==== ITEMS ====

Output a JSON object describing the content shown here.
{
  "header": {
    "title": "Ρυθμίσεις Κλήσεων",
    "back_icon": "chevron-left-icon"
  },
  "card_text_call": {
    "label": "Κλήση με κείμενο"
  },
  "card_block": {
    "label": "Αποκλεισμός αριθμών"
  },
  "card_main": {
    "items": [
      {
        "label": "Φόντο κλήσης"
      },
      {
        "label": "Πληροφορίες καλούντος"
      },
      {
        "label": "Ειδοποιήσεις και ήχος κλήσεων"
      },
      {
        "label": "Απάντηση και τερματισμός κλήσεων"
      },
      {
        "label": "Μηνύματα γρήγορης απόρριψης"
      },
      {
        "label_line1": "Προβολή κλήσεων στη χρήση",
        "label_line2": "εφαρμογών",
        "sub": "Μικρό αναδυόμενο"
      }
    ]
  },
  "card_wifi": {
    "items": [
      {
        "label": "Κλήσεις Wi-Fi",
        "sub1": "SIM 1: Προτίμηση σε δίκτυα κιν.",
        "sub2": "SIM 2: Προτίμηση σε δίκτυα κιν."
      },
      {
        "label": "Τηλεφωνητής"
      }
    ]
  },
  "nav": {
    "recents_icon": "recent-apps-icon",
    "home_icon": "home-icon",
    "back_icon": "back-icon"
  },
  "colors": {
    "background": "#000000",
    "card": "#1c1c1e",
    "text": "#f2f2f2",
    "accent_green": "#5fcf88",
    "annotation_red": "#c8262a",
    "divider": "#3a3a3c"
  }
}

====

## WHAT YOU ARE ASKED TO DO
Identify every line where the string "Προτίμηση" appears.

## COMPLETE ANSWER
        "sub1": "SIM 1: Προτίμηση σε δίκτυα κιν.",
        "sub2": "SIM 2: Προτίμηση σε δίκτυα κιν."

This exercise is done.